(À COMPLÉTER):
A – D'après la chronique, quel tribunal a demandé que l'on censure l'affiche ?
B – Recopiez à l'identique les lignes de données, en commençant à la toute première et en terminant à celle qui contient « availability-label: Next available: [56,406,214,431] », les deux incluses.

(TEXTE FOURNI):
Parlant de liberté d'expression…
Savez-vous quel sujet le plus délicat à aborder, quand on est chroniqueur? Celui qui génère le plus de courrier, de lettres enflammées, d'insultes?
Ce n'est pas les relations homme-femme, ni la politique, ni l'argent.
C'est la religion.
On a beau être en 2005, Dieu reste toujours un sujet sensible. Comme on dit, on a peut-être sorti le gars des églises, mais on n'a pas encore sorti les églises du gars.
Prenez la campagne publicitaire des créateurs de mode Marithé et François Girbaud, par exemple, qui a fait tout un tabac en mars dernier, en France. Qui aurait pensé qu'une satire somme toute innocente de la dernière Cène de Léonard de Vinci, avec des mannequins sexy dans le rôle des disciples du Christ, aurait suscité un tel tollé, en France? C'est pourtant ce qui est arrivé.
Offusquée par un panneau publicitaire qui, selon ses membres, mettait en scène «des femmes dans des poses lascives (et) des comportements érotiques et blasphématoires», l'association religieuses Croyances et Libertés a demandé à la Cour d'interdire la campagne! Raison invoquée: «Cette pub constitue une injure visant un groupe de personnes en raison de leur appartenance à une religion déterminée, en l'occurrence le catholicisme.»
Qu'un groupe religieux crie à la censure devant une telle pub, c'est une chose. Après tout, les grenouilles de bénitiers ne sont pas reconnues pour leur sens de l'humour ou la subtilité de leur pensée. Mais qu'un juge leur donne raison, c'en est une autre.
C'est pourtant ce qui s'est passé au pays des Lumières. Sous prétexte que cette image «constitue un acte d'intrusion agressive et gratuite dans les tréfonds des croyances intimes», le tribunal de grande instance de Paris a demandé que l'on censure l'affiche.
Liberté, égalité, fraternité!

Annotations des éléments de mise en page
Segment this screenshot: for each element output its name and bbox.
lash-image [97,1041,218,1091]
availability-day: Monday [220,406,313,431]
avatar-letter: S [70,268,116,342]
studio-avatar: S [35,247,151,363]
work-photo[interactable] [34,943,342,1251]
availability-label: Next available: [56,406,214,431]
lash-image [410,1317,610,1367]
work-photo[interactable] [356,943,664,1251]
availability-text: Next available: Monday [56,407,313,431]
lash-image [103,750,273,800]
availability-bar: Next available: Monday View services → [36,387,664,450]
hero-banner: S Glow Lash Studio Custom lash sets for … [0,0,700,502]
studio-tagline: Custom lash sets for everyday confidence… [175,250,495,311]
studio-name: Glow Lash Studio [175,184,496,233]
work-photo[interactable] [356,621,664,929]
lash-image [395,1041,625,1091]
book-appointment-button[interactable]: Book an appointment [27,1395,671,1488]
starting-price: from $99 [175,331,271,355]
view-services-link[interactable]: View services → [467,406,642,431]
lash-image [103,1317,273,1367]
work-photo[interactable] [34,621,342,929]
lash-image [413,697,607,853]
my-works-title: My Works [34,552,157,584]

(RÉPONSES ATTENDUES):
A – Le tribunal de grande instance de Paris.

B –
Segment this screenshot: for each element output its name and bbox.
lash-image [97,1041,218,1091]
availability-day: Monday [220,406,313,431]
avatar-letter: S [70,268,116,342]
studio-avatar: S [35,247,151,363]
work-photo[interactable] [34,943,342,1251]
availability-label: Next available: [56,406,214,431]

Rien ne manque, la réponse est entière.